**INFORMATION SHOWN:**
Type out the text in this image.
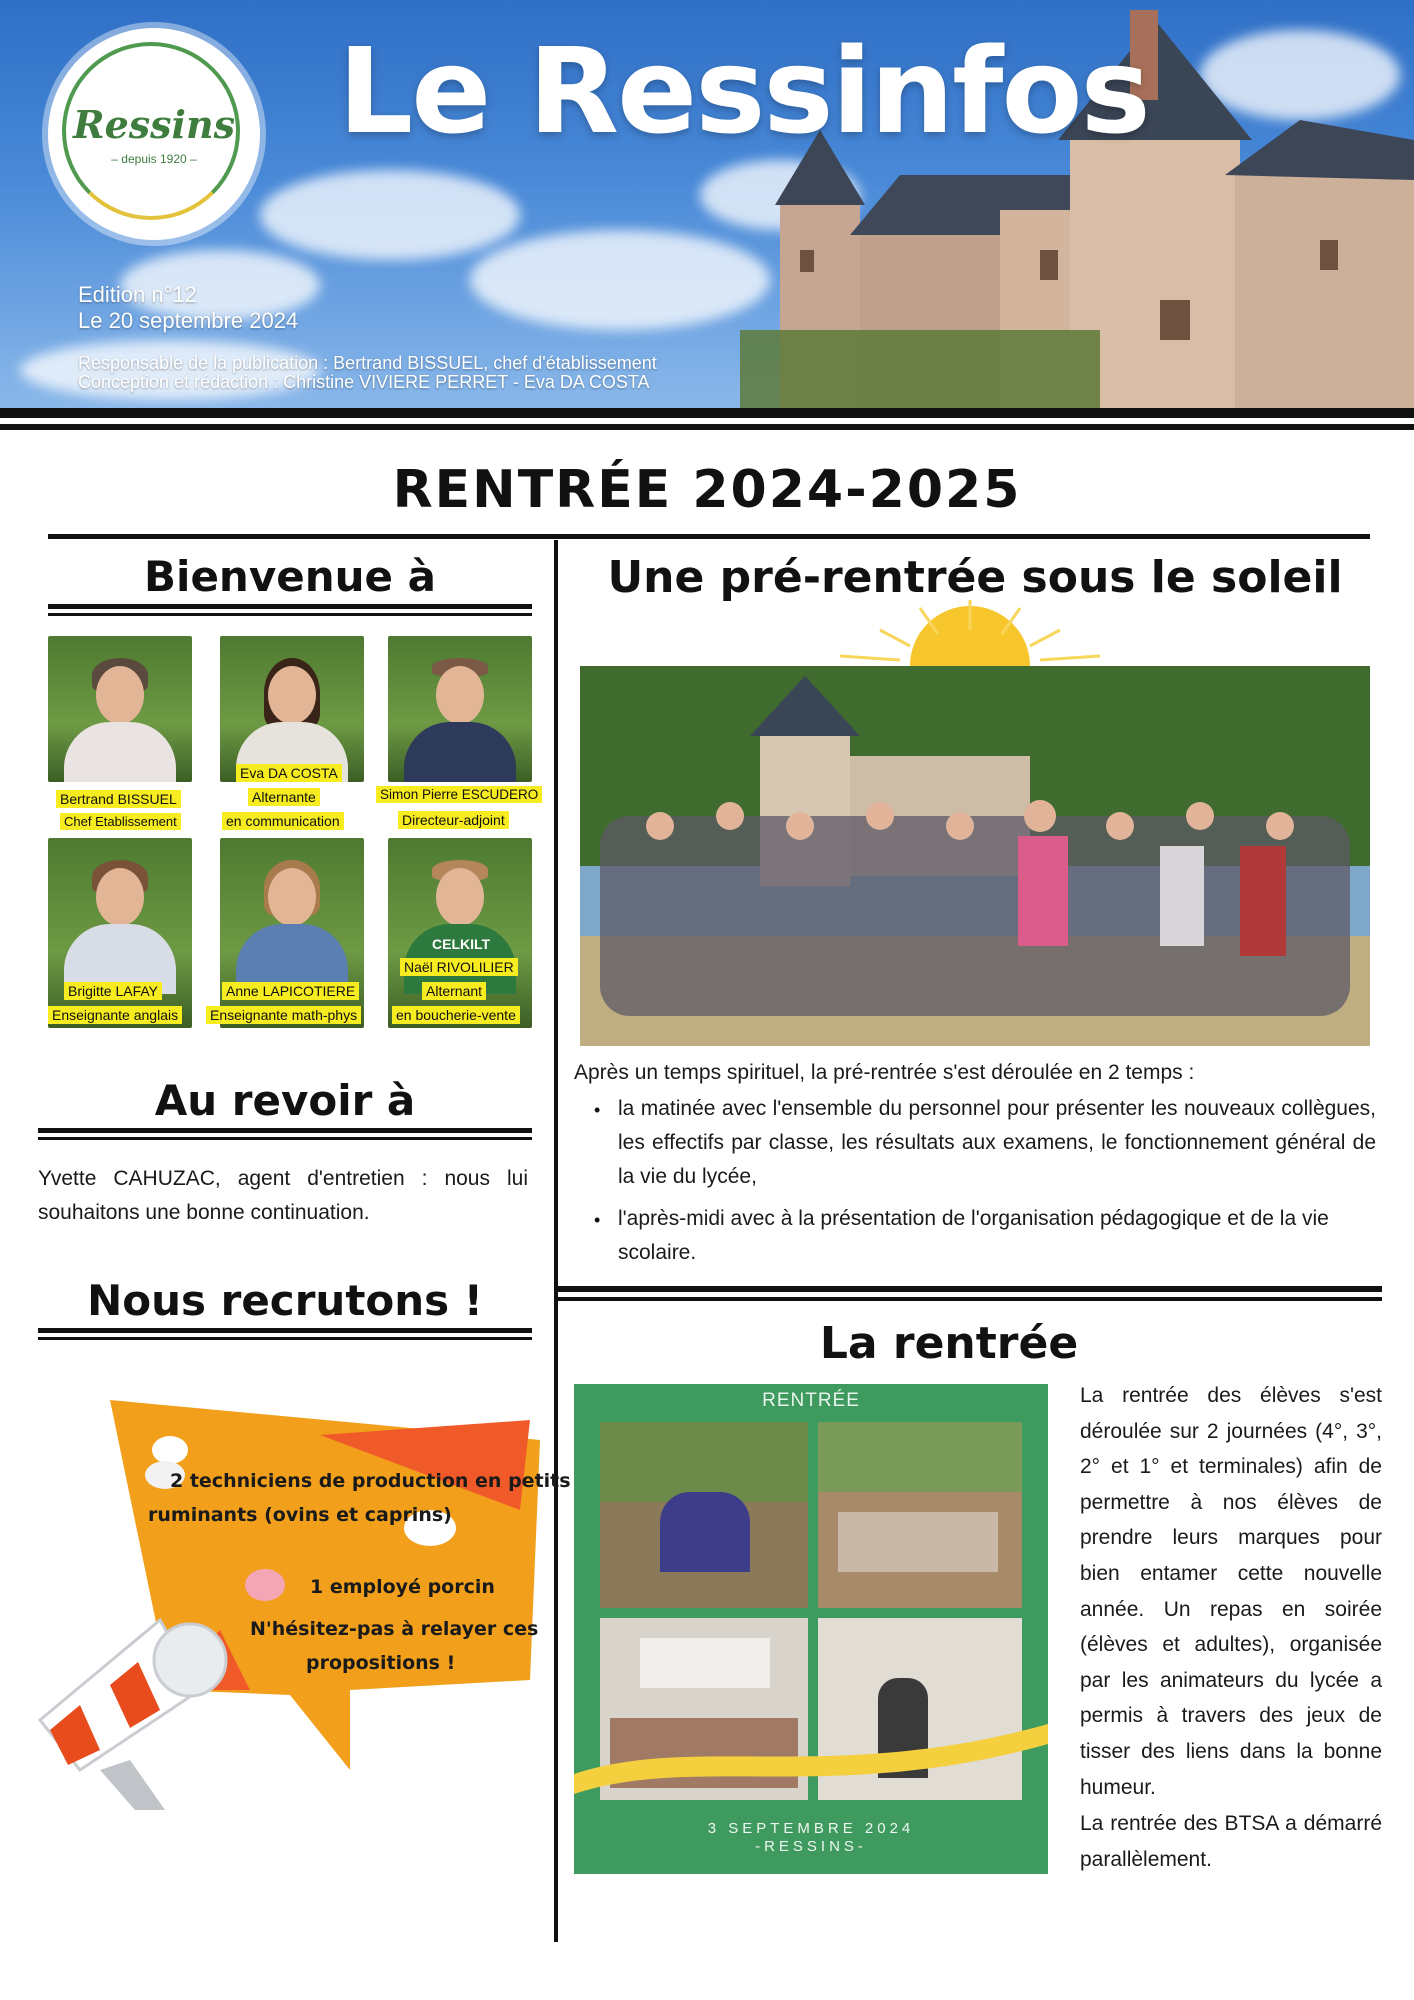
Ressins
– depuis 1920 –	Le Ressinfos
Edition n°12
Le 20 septembre 2024
Responsable de la publication : Bertrand BISSUEL, chef d'établissement
Conception et rédaction : Christine VIVIERE PERRET - Eva DA COSTA
RENTRÉE 2024-2025
Bienvenue à
Bertrand BISSUEL
Chef Etablissement
Eva DA COSTA
Alternante
en communication
Simon Pierre ESCUDERO
Directeur-adjoint
Brigitte LAFAY
Enseignante anglais
Anne LAPICOTIERE
Enseignante math-phys
CELKILT
Naël RIVOLILIER
Alternant
en boucherie-vente
Au revoir à
Yvette CAHUZAC, agent d'entretien : nous lui souhaitons une bonne continuation.
Nous recrutons !
2 techniciens de production en petits
ruminants (ovins et caprins)
1 employé porcin
N'hésitez-pas à relayer ces
propositions !
Une pré-rentrée sous le soleil
Après un temps spirituel, la pré-rentrée s'est déroulée en 2 temps :
• la matinée avec l'ensemble du personnel pour présenter les nouveaux collègues, les effectifs par classe, les résultats aux examens, le fonctionnement général de la vie du lycée,
• l'après-midi avec à la présentation de l'organisation pédagogique et de la vie scolaire.
La rentrée
RENTRÉE
3 SEPTEMBRE 2024
-RESSINS-
La rentrée des élèves s'est déroulée sur 2 journées (4°, 3°, 2° et 1° et terminales) afin de permettre à nos élèves de prendre leurs marques pour bien entamer cette nouvelle année. Un repas en soirée (élèves et adultes), organisée par les animateurs du lycée a permis à travers des jeux de tisser des liens dans la bonne humeur.
La rentrée des BTSA a démarré parallèlement.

**WHAT IS REQUIRED:**
Print the whole listing above once more, word for word, without its pictures.

**EXERCISE RESPONSE:**
Type out the text in this image.
Ressins
– depuis 1920 –	Le Ressinfos
Edition n°12
Le 20 septembre 2024
Responsable de la publication : Bertrand BISSUEL, chef d'établissement
Conception et rédaction : Christine VIVIERE PERRET - Eva DA COSTA
RENTRÉE 2024-2025
Bienvenue à
Bertrand BISSUEL
Chef Etablissement
Eva DA COSTA
Alternante
en communication
Simon Pierre ESCUDERO
Directeur-adjoint
Brigitte LAFAY
Enseignante anglais
Anne LAPICOTIERE
Enseignante math-phys
CELKILT
Naël RIVOLILIER
Alternant
en boucherie-vente
Au revoir à
Yvette CAHUZAC, agent d'entretien : nous lui souhaitons une bonne continuation.
Nous recrutons !
2 techniciens de production en petits
ruminants (ovins et caprins)
1 employé porcin
N'hésitez-pas à relayer ces
propositions !
Une pré-rentrée sous le soleil
Après un temps spirituel, la pré-rentrée s'est déroulée en 2 temps :
• la matinée avec l'ensemble du personnel pour présenter les nouveaux collègues, les effectifs par classe, les résultats aux examens, le fonctionnement général de la vie du lycée,
• l'après-midi avec à la présentation de l'organisation pédagogique et de la vie scolaire.
La rentrée
RENTRÉE
3 SEPTEMBRE 2024
-RESSINS-
La rentrée des élèves s'est déroulée sur 2 journées (4°, 3°, 2° et 1° et terminales) afin de permettre à nos élèves de prendre leurs marques pour bien entamer cette nouvelle année. Un repas en soirée (élèves et adultes), organisée par les animateurs du lycée a permis à travers des jeux de tisser des liens dans la bonne humeur.
La rentrée des BTSA a démarré parallèlement.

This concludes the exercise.